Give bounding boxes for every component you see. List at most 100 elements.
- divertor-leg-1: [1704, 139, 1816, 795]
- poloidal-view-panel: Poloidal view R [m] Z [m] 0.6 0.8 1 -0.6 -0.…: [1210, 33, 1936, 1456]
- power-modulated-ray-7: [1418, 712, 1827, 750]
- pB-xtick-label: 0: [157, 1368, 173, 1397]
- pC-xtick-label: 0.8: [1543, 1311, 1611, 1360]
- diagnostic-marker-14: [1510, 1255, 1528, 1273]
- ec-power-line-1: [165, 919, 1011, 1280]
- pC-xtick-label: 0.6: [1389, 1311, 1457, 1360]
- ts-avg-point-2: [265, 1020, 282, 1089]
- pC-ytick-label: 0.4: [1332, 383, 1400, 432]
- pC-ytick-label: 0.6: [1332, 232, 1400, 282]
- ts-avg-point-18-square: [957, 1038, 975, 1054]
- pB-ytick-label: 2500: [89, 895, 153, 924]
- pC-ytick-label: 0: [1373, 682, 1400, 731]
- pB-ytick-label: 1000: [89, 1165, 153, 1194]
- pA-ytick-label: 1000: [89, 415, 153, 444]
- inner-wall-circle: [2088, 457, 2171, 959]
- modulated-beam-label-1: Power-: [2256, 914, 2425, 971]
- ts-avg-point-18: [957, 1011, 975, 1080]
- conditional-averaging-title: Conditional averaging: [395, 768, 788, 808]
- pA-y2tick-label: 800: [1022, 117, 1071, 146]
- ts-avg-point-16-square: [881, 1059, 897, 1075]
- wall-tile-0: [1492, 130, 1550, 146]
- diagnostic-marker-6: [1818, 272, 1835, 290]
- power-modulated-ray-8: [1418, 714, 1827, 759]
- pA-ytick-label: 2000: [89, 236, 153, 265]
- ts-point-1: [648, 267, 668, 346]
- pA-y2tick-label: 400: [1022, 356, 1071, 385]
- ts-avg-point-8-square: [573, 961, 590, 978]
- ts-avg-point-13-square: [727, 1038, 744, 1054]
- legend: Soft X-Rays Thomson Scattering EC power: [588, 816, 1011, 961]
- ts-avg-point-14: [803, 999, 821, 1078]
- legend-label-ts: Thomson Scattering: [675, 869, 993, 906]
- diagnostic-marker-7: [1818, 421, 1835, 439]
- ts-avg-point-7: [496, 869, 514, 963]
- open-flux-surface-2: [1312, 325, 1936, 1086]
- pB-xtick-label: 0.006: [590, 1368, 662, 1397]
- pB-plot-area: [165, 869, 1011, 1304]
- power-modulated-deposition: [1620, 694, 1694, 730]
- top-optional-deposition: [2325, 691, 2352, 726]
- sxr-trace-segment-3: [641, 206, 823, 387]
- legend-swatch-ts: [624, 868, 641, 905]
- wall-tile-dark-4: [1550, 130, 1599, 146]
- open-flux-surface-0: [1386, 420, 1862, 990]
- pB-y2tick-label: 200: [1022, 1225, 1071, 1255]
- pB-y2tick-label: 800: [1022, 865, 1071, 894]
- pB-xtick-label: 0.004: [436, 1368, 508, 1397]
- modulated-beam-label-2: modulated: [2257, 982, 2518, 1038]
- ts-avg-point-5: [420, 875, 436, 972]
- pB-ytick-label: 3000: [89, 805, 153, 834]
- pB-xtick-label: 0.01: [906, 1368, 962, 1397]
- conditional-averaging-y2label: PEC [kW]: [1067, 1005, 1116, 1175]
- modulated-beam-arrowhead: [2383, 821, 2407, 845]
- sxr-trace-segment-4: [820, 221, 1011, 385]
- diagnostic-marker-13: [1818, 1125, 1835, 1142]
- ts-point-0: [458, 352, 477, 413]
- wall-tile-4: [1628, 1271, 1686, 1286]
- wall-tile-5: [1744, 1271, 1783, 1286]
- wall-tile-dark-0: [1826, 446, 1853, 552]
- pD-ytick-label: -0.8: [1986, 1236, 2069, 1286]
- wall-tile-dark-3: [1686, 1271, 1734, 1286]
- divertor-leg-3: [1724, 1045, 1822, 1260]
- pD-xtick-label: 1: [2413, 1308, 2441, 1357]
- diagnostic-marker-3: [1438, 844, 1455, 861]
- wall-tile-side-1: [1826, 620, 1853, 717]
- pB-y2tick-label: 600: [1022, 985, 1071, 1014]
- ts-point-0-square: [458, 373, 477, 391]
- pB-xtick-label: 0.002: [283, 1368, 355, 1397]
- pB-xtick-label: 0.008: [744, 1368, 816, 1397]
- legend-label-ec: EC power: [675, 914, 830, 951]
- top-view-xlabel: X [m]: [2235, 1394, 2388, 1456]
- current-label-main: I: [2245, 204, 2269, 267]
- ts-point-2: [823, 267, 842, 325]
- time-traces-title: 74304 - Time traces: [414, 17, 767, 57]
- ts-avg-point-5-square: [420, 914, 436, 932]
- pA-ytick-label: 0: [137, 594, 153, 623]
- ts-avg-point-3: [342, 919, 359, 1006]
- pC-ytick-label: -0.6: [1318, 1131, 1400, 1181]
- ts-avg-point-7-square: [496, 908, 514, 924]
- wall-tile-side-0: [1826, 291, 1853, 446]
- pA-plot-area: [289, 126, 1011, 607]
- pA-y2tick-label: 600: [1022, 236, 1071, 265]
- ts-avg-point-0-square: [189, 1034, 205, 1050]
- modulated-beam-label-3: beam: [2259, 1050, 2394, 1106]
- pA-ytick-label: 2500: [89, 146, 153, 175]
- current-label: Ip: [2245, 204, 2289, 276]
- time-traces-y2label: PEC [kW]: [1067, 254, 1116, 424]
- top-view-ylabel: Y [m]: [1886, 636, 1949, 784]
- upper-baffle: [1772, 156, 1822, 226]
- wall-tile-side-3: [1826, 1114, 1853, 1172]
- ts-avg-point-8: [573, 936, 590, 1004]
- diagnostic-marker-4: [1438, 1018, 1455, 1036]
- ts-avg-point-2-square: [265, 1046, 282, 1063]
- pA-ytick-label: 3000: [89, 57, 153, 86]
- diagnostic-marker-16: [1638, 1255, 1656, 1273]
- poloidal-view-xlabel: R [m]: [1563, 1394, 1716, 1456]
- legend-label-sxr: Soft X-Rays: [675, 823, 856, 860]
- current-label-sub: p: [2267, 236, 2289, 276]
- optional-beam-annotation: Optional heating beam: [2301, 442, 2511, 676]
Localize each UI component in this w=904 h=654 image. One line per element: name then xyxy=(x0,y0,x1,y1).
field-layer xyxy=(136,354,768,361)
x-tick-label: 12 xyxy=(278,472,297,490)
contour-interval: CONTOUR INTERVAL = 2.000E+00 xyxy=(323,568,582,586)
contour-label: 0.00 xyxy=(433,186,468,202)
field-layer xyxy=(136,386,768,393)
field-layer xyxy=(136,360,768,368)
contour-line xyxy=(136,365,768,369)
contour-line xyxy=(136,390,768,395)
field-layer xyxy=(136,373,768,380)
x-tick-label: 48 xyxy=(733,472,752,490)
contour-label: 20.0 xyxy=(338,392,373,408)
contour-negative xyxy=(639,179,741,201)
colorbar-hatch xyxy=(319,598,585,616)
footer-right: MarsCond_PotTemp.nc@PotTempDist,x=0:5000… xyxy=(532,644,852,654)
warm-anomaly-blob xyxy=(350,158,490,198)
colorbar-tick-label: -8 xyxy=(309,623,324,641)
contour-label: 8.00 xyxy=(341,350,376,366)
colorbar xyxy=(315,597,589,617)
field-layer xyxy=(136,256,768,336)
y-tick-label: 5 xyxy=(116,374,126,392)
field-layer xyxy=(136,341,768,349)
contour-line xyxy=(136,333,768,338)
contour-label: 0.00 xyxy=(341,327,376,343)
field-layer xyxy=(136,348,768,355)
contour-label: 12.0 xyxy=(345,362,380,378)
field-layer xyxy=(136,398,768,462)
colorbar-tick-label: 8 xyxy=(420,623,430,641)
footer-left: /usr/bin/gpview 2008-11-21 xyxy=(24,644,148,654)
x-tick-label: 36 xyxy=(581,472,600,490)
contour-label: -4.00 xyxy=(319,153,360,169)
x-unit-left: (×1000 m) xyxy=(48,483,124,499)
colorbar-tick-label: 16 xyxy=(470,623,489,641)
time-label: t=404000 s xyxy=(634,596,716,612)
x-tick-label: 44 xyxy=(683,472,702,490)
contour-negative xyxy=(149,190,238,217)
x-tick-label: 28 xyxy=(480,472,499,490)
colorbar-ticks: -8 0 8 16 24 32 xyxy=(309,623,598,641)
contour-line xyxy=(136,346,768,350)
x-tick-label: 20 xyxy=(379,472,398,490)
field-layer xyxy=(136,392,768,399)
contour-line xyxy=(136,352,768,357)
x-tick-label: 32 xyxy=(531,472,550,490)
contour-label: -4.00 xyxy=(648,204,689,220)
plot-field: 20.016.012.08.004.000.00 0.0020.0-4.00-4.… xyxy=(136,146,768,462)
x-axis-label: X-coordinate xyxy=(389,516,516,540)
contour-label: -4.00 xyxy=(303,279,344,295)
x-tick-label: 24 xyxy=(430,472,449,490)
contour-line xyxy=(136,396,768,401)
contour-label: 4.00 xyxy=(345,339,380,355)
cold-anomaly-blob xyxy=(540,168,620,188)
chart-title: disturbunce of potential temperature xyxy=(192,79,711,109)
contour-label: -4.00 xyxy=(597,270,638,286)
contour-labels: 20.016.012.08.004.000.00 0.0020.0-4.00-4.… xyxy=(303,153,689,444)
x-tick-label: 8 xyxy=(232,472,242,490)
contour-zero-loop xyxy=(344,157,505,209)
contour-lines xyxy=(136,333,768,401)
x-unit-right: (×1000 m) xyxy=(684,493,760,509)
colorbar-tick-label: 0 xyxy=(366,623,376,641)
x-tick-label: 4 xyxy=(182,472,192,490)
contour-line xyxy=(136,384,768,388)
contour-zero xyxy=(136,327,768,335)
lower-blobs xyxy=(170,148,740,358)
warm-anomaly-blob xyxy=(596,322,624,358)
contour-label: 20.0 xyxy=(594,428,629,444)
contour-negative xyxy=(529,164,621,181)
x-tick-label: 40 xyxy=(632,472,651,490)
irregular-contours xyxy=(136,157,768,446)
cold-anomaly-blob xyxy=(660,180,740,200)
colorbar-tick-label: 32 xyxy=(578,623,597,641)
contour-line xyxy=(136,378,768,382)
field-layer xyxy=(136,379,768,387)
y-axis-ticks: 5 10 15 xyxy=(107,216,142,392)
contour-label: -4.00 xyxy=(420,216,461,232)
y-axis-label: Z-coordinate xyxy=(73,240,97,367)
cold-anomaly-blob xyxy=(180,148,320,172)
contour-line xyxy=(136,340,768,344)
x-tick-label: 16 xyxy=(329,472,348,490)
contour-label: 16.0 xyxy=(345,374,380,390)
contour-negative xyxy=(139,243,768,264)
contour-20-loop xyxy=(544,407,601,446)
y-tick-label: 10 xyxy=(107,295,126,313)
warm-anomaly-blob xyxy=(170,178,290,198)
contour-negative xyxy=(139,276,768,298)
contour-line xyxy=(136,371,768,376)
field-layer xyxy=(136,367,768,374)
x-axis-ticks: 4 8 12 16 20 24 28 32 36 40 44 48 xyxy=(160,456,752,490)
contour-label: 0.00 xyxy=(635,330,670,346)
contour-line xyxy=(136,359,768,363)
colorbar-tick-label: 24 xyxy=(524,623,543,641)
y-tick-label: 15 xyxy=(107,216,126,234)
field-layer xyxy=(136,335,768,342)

# [WORK TO DO]
Put every line from the start of the records through the line containing "- diagnostic-marker-14: [1510, 1255, 1528, 1273]", inclusive, into a Markdown table with the columns Row and Record line, leaving out any blank lines.

# [RESULT OF THIS TASK]
| Row | Record line |
|---|---|
| 1 | Give bounding boxes for every component you see. List at most 100 elements. |
| 2 | - divertor-leg-1: [1704, 139, 1816, 795] |
| 3 | - poloidal-view-panel: Poloidal view R [m] Z [m] 0.6 0.8 1 -0.6 -0.…: [1210, 33, 1936, 1456] |
| 4 | - power-modulated-ray-7: [1418, 712, 1827, 750] |
| 5 | - pB-xtick-label: 0: [157, 1368, 173, 1397] |
| 6 | - pC-xtick-label: 0.8: [1543, 1311, 1611, 1360] |
| 7 | - diagnostic-marker-14: [1510, 1255, 1528, 1273] |